Prolonged reversal of diabetic state in NOD mice by xenografts of microencapsulated rat islets

Transplantation of the islets of Langerhans could be the most promising approach to the clinical treatment of insulin-dependent (type I) diabetes mellitus. In this study, we report on a modified encapsulation technique that produces small alginate-polylysine capsules (0.25-0.35 mm diam). In an in vitro study, both encapsulated and unencapsulated islets showed comparable responses to glucose challenge in terms of insulin secretion. With the new capsules, 16 spontaneously diabetic NOD mice received transplants of 800 encapsulated rat islets/animal. Nonfasting blood glucose concentration decreased from 24.4 +/- 1.4 to 4.0 +/- 1.3 mM. At 4 and 5 mo posttransplantation, the capsules were removed from 2 recipients. Both animals regressed to a hyperglycemic state after capsule removal. However, after another islet transplantation, normoglycemia was again restored in these 2 animals. In control mice, which received unencapsulated islets, the xenografts remained functional for less than 10 days. A high mortality rate was observed among these animals within 2 mo of the recurrence of the hyperglycemic state. Our results clearly indicate that encapsulation of pancreatic islets in the improved capsules can effectively prolong xenograft survival without immunosuppression in an animal model that mimics human type I diabetes mellitus.

**PROMPT 1**
Rewrite the paragraph beginning "Transplantation of the islets of Langerhans" from the abstract on encapsulated rat islets as a short bulleted list that keeps its main facts.
**PROMPT 2**
In the abstract on encapsulated rat islets, how long did the xenografts stay functional in control mice that received unencapsulated islets?

**Records contained in a dataset**
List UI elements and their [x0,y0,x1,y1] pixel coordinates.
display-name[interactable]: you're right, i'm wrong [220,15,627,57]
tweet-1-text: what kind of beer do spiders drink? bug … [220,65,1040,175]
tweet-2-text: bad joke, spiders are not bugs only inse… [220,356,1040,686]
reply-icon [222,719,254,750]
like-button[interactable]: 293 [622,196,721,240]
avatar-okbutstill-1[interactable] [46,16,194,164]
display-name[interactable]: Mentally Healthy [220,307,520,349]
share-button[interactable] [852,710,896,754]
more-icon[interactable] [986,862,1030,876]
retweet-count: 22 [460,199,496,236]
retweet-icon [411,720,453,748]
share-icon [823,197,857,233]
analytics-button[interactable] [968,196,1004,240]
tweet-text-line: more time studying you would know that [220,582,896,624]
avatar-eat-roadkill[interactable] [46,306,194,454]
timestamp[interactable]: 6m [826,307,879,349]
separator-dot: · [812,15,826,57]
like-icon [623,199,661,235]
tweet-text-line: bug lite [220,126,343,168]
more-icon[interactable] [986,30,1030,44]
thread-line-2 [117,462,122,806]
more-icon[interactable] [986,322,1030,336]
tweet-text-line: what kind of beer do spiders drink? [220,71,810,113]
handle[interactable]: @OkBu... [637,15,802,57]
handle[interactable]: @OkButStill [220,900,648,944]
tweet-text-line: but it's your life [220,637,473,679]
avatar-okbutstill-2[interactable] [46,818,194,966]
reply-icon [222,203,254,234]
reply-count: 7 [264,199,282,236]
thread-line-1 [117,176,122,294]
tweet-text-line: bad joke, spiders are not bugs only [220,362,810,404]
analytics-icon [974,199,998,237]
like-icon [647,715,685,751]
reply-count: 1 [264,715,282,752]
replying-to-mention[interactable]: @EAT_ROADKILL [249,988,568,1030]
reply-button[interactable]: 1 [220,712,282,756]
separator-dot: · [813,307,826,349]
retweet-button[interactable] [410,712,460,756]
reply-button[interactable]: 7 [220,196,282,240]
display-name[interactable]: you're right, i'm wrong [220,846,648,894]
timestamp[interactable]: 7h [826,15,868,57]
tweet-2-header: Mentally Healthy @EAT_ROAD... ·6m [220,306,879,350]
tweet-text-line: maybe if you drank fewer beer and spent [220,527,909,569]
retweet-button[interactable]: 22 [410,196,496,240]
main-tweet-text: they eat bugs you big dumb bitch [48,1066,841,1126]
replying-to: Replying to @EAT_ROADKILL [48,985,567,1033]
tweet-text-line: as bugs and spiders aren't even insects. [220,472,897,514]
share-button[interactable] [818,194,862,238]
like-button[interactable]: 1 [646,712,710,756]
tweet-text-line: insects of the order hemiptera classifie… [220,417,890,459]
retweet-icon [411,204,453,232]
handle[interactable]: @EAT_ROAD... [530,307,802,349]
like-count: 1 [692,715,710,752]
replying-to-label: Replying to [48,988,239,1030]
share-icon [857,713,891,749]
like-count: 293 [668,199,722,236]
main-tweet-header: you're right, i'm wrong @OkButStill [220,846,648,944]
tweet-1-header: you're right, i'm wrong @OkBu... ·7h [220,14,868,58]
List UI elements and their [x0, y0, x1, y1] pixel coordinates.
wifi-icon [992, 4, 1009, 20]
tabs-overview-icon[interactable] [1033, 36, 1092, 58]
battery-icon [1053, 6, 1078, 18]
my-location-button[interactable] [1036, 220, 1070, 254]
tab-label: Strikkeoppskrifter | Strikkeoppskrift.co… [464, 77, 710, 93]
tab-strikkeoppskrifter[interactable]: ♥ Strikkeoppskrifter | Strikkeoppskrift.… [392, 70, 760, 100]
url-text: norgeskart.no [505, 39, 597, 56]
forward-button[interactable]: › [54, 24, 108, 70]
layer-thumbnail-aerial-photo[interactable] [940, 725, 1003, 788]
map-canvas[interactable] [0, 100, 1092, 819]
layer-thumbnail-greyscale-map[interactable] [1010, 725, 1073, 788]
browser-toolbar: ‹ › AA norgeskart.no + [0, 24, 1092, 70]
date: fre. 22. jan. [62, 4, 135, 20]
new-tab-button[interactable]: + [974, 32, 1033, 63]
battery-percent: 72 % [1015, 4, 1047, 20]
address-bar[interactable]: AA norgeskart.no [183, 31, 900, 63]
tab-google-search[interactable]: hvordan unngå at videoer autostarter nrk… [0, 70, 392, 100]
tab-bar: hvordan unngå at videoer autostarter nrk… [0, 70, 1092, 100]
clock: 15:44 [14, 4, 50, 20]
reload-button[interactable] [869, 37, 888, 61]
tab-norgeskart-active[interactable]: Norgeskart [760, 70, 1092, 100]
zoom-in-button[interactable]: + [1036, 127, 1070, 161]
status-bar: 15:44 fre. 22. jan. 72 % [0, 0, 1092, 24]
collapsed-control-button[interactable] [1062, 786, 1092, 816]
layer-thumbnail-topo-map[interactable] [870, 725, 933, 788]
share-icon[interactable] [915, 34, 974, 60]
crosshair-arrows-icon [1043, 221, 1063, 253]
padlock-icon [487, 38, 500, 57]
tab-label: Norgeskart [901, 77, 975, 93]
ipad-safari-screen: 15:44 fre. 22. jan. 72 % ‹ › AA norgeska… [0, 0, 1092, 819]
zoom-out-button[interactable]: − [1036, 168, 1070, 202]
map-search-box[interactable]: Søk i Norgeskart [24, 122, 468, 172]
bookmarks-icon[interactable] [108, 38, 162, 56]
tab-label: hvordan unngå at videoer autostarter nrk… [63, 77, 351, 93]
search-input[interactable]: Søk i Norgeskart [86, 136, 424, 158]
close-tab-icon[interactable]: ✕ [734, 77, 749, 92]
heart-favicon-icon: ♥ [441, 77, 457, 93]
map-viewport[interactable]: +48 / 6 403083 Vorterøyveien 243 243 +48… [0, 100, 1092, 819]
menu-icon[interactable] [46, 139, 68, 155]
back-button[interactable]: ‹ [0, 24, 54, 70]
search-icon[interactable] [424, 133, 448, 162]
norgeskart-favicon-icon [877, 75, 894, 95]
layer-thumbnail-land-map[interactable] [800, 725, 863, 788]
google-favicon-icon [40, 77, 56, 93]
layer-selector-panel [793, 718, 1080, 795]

**EXERCISE RESULT 1**
- Islet transplantation may be the most promising clinical treatment for insulin-dependent (type I) diabetes mellitus.
- A modified technique produces small alginate-polylysine capsules, 0.25-0.35 mm in diameter.
- In vitro, encapsulated and unencapsulated islets secreted comparable amounts of insulin in response to glucose.
- Sixteen spontaneously diabetic NOD mice each received 800 encapsulated rat islets.
- Nonfasting blood glucose fell from 24.4 +/- 1.4 to 4.0 +/- 1.3 mM.
- Capsules were removed from 2 recipients at 4 and 5 months. Both became hyperglycemic again, and a second islet transplant restored normoglycemia.
- In control mice given unencapsulated islets, the xenografts functioned for less than 10 days. Many of these mice died within 2 months of hyperglycemia returning.
- Encapsulation in the improved capsules prolonged xenograft survival without immunosuppression in a model of human type I diabetes.

**EXERCISE RESULT 2**
Less than 10 days.